> _Problem description_: Where the string "data" occurs in the material below, report the whole line.

> _Provided material_:
- - - - - - -

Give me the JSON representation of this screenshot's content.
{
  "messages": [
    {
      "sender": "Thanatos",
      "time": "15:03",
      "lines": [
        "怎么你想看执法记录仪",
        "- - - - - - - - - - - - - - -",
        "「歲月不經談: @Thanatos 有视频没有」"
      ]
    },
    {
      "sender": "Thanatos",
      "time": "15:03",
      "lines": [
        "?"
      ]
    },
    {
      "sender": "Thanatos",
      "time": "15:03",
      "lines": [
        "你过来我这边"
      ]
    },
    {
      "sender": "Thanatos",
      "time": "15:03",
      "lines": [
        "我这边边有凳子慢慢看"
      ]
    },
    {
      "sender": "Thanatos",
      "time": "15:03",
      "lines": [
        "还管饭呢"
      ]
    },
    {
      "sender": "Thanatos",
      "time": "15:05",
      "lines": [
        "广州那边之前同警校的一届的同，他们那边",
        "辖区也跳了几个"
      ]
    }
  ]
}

- - - - - - -

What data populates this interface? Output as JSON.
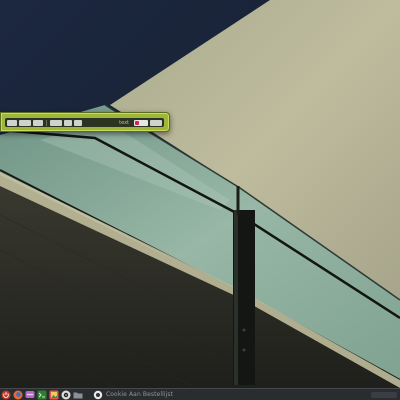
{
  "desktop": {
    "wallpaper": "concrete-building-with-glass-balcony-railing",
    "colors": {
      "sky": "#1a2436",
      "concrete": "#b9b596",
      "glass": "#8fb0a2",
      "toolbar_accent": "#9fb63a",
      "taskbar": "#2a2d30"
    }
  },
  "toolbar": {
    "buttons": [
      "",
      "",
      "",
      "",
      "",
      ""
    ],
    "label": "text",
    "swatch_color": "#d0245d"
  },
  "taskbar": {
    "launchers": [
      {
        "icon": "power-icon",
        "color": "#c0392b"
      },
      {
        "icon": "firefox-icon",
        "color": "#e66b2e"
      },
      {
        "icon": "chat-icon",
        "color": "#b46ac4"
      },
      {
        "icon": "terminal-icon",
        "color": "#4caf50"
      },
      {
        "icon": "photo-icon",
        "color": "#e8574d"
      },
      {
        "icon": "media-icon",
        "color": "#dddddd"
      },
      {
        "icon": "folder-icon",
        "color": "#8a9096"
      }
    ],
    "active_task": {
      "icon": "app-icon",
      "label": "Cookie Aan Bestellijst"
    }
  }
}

- - - - - - -

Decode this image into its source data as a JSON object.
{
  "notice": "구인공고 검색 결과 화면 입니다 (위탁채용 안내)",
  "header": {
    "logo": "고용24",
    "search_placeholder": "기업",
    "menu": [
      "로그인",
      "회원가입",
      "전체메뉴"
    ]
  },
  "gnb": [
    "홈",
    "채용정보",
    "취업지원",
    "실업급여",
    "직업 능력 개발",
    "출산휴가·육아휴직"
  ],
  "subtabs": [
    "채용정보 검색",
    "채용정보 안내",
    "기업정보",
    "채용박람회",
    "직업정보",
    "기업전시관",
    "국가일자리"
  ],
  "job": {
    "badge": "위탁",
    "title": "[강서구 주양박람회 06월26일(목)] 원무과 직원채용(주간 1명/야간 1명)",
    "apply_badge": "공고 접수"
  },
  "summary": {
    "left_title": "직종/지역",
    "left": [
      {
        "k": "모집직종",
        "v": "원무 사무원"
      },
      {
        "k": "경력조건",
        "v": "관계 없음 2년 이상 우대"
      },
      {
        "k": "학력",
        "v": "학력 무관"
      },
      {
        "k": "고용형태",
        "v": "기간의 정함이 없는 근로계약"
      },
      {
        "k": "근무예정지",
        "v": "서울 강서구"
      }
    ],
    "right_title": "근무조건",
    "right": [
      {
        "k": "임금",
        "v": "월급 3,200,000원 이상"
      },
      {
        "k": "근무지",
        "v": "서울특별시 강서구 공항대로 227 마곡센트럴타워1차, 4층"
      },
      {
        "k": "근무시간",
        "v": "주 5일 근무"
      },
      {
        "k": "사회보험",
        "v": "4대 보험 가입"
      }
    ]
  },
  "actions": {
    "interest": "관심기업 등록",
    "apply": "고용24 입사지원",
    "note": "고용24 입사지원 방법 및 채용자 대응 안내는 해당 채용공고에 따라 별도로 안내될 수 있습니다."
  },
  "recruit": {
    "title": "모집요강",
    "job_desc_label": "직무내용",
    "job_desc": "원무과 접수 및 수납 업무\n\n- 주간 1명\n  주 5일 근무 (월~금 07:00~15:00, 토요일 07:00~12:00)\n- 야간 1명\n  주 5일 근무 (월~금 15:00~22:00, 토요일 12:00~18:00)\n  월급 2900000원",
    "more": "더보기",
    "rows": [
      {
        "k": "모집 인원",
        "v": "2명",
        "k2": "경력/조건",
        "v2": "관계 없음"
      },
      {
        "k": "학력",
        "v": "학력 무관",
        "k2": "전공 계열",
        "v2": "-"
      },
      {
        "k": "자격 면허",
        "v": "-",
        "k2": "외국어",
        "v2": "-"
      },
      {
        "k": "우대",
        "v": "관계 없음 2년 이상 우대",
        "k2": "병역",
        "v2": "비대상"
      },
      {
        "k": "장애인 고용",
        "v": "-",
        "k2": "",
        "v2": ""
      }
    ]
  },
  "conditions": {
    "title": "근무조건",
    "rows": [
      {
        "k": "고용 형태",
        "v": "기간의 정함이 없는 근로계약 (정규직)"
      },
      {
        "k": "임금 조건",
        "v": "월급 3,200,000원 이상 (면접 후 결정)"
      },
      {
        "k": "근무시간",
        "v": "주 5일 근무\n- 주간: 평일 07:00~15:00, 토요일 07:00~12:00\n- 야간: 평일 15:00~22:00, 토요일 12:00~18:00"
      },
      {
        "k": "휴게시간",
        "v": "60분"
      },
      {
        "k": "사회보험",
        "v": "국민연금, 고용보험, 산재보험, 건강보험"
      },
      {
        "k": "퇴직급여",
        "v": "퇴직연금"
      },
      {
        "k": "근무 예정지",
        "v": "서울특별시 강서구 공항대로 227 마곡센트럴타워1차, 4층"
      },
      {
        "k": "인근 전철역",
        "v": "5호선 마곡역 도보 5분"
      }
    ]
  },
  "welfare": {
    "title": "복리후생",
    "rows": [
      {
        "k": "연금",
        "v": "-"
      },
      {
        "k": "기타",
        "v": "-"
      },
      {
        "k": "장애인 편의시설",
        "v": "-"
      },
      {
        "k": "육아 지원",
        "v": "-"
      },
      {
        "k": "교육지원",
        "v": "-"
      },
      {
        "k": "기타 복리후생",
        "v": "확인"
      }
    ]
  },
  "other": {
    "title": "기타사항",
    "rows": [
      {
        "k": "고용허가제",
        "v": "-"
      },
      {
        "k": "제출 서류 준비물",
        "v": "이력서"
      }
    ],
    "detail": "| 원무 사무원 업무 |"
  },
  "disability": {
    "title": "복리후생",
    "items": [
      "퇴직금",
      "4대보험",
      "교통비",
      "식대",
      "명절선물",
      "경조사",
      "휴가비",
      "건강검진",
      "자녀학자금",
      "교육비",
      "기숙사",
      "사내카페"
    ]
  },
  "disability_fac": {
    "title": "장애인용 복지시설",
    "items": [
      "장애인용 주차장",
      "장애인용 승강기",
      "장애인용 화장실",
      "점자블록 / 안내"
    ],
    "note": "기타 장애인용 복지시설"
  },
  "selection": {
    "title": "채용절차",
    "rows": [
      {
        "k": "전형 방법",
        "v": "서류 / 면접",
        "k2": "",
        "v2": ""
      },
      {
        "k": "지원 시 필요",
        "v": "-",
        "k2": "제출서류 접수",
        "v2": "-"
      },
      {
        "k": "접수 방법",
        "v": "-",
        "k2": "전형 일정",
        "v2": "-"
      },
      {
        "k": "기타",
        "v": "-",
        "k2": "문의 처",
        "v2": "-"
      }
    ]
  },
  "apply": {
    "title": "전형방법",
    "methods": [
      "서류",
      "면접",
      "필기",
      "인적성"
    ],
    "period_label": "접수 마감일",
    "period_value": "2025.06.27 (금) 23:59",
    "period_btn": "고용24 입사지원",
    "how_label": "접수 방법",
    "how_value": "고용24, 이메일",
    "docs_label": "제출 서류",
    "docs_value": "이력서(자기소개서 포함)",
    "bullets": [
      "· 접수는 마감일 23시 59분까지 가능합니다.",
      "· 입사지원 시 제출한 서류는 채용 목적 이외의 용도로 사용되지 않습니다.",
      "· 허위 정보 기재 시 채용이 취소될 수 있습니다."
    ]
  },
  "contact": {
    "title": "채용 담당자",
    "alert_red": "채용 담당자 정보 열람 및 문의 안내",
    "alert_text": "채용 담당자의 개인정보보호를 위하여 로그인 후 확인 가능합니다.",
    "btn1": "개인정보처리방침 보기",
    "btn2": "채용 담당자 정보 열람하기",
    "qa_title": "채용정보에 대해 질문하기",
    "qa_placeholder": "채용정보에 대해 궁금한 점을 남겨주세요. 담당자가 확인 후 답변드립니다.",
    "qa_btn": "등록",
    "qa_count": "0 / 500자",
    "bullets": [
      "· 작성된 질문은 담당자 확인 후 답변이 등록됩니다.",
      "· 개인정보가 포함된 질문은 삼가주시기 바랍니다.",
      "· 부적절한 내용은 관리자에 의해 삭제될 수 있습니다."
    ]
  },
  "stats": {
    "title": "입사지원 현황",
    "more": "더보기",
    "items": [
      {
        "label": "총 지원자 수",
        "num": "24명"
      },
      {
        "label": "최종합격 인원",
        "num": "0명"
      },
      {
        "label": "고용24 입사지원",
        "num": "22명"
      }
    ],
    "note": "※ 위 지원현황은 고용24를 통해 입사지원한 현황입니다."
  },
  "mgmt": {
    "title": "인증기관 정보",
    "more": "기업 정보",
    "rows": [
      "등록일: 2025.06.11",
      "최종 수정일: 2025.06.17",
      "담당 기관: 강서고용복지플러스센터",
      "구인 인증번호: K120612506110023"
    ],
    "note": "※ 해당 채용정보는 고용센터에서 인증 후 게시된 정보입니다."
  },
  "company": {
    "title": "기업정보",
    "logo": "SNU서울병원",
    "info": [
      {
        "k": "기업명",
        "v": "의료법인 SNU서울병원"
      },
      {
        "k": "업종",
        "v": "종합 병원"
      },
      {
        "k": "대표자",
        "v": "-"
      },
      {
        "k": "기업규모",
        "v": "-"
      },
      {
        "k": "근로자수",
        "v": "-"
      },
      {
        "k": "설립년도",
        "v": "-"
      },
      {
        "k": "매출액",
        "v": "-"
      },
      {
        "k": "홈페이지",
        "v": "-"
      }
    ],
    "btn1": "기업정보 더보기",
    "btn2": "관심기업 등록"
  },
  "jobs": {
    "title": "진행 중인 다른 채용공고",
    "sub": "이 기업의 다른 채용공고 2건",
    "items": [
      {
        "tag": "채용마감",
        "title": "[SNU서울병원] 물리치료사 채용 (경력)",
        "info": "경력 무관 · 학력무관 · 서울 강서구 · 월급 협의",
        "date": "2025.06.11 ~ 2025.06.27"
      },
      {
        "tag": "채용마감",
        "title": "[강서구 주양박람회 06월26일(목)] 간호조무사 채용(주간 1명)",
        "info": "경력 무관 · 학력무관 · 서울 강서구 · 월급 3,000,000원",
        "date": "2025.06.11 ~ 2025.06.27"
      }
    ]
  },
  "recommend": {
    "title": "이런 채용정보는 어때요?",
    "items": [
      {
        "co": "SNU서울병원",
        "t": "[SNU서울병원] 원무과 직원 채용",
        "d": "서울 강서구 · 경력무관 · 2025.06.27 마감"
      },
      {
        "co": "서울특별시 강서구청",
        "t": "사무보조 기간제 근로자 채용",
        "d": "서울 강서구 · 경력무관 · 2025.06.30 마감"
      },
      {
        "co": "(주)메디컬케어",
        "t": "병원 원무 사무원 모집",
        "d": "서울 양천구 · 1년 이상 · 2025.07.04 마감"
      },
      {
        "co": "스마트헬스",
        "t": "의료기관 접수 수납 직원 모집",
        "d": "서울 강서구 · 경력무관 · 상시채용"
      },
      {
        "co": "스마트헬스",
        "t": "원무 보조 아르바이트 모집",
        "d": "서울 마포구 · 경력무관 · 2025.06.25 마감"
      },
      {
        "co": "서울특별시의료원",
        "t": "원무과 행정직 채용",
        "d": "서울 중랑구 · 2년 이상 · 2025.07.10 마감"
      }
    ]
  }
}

- - - - - - -

> _Answer to the exercise_:
What data populates this interface? Output as JSON.
Decode this image into its source data as a JSON object.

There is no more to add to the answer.